→ What is asked
Scan each line of the records for the word "participants" and extract the ones that have it.

^^^^

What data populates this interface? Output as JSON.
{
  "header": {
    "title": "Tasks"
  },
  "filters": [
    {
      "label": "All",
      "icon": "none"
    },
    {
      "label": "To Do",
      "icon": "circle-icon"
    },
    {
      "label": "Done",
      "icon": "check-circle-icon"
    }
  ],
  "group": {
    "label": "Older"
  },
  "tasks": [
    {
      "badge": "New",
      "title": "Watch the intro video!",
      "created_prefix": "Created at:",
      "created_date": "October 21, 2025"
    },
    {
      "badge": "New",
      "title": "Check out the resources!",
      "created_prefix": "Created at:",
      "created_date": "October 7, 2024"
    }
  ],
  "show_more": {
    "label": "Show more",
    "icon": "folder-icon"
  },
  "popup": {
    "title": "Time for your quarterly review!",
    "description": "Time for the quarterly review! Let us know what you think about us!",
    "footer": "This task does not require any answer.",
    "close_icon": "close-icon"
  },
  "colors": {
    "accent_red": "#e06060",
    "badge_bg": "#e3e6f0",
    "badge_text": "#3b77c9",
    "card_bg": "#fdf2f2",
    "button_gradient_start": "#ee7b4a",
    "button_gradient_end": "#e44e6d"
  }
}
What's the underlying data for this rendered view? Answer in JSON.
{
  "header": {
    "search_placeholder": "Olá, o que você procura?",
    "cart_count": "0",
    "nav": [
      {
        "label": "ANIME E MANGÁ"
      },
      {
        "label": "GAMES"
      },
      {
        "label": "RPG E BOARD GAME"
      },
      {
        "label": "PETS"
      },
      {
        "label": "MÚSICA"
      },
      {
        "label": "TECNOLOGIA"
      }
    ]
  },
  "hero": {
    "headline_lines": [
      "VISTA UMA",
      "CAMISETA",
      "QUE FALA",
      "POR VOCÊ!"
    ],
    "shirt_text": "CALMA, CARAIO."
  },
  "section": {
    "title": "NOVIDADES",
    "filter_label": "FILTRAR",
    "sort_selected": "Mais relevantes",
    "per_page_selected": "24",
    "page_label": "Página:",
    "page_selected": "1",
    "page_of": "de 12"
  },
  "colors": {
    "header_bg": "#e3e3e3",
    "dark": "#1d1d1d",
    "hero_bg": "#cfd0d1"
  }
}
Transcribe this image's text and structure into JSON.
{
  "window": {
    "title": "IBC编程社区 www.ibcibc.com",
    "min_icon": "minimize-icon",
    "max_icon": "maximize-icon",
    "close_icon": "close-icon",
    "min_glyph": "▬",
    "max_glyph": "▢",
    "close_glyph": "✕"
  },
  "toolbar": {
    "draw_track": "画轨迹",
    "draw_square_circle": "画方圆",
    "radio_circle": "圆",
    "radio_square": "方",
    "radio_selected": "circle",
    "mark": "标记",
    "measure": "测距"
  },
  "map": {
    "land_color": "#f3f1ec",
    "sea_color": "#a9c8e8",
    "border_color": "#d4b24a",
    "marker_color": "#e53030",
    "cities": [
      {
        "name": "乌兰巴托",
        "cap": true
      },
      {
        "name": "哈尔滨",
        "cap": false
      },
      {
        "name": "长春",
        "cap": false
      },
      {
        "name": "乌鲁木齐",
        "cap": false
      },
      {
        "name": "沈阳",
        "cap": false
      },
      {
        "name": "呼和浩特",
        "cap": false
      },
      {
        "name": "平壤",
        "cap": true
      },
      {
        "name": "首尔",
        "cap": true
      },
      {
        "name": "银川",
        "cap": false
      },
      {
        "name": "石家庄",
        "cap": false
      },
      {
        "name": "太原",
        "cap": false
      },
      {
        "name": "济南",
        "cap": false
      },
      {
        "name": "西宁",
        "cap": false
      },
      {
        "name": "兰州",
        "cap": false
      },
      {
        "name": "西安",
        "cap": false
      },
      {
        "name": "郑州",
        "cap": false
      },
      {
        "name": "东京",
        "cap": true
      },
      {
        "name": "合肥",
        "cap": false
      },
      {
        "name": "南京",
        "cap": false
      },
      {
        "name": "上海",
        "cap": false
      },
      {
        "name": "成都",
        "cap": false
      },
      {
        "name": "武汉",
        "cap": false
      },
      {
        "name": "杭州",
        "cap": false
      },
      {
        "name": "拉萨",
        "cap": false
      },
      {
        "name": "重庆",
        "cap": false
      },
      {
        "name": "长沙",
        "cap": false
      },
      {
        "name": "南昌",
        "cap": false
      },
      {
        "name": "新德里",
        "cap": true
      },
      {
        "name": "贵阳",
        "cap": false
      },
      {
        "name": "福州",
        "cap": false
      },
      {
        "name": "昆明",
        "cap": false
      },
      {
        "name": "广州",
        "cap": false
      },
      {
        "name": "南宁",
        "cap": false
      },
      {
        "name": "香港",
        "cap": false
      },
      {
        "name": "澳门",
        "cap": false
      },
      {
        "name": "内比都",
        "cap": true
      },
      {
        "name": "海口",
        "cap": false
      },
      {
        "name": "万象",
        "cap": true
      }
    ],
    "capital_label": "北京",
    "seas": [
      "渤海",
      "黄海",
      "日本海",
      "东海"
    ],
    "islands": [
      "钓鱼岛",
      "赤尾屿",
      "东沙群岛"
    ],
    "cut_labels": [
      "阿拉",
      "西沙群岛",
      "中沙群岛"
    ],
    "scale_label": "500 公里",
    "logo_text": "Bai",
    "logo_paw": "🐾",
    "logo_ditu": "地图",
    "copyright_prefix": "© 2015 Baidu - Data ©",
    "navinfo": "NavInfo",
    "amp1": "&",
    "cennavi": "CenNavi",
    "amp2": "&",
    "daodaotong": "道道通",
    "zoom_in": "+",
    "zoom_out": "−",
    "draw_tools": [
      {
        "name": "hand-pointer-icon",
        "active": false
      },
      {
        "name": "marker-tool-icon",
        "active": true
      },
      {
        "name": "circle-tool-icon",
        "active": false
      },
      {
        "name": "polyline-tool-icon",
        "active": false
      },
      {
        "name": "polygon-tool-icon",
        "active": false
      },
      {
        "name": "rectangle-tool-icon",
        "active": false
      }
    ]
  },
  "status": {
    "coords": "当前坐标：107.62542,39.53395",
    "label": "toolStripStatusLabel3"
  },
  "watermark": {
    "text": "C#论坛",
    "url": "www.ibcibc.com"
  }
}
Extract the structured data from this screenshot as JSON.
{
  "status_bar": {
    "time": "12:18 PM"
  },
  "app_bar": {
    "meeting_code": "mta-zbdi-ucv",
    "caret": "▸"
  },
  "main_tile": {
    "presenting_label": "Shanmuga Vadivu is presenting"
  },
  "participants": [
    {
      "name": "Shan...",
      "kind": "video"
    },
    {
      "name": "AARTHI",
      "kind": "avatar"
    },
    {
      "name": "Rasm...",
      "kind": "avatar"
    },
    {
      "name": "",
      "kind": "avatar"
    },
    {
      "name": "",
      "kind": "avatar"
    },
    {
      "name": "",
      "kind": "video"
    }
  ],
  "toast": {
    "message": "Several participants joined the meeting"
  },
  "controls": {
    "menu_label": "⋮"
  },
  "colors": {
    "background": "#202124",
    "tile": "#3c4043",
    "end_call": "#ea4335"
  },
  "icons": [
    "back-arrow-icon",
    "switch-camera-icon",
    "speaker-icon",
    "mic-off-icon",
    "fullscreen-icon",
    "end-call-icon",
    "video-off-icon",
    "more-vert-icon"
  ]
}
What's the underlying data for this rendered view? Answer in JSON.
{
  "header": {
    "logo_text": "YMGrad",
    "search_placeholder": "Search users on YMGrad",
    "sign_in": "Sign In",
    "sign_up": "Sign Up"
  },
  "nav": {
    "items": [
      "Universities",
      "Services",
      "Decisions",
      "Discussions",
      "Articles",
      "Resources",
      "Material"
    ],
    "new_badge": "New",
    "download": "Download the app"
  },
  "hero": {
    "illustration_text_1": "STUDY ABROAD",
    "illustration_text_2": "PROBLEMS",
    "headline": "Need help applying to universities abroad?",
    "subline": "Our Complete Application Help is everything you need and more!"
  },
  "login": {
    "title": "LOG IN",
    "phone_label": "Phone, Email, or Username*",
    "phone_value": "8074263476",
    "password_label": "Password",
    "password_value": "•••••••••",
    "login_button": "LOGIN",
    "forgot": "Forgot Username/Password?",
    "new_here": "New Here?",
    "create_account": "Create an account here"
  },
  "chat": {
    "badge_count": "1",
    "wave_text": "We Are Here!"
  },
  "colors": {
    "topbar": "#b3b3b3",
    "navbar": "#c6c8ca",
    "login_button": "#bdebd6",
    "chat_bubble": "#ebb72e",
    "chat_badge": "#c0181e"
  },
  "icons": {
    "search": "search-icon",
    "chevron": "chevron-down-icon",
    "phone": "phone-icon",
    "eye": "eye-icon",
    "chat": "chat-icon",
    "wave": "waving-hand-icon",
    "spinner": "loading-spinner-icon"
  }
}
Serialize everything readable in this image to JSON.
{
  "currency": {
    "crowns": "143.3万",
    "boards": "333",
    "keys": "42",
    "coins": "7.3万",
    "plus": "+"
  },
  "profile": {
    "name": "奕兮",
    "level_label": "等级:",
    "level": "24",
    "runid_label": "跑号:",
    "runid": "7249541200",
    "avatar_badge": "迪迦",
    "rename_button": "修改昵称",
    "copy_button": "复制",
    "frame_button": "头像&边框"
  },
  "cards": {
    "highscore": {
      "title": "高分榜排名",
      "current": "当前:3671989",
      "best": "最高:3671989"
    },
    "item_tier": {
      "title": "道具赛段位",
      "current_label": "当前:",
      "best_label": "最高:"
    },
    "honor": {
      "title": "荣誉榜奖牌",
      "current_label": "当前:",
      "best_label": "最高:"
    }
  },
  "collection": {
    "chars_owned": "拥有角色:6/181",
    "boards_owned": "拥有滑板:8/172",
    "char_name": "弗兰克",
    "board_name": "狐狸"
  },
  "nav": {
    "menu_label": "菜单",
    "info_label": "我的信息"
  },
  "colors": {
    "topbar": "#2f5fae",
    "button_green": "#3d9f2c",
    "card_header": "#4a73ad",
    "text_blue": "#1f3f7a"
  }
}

^^^^

→ Correct response
  "participants": [
    "message": "Several participants joined the meeting"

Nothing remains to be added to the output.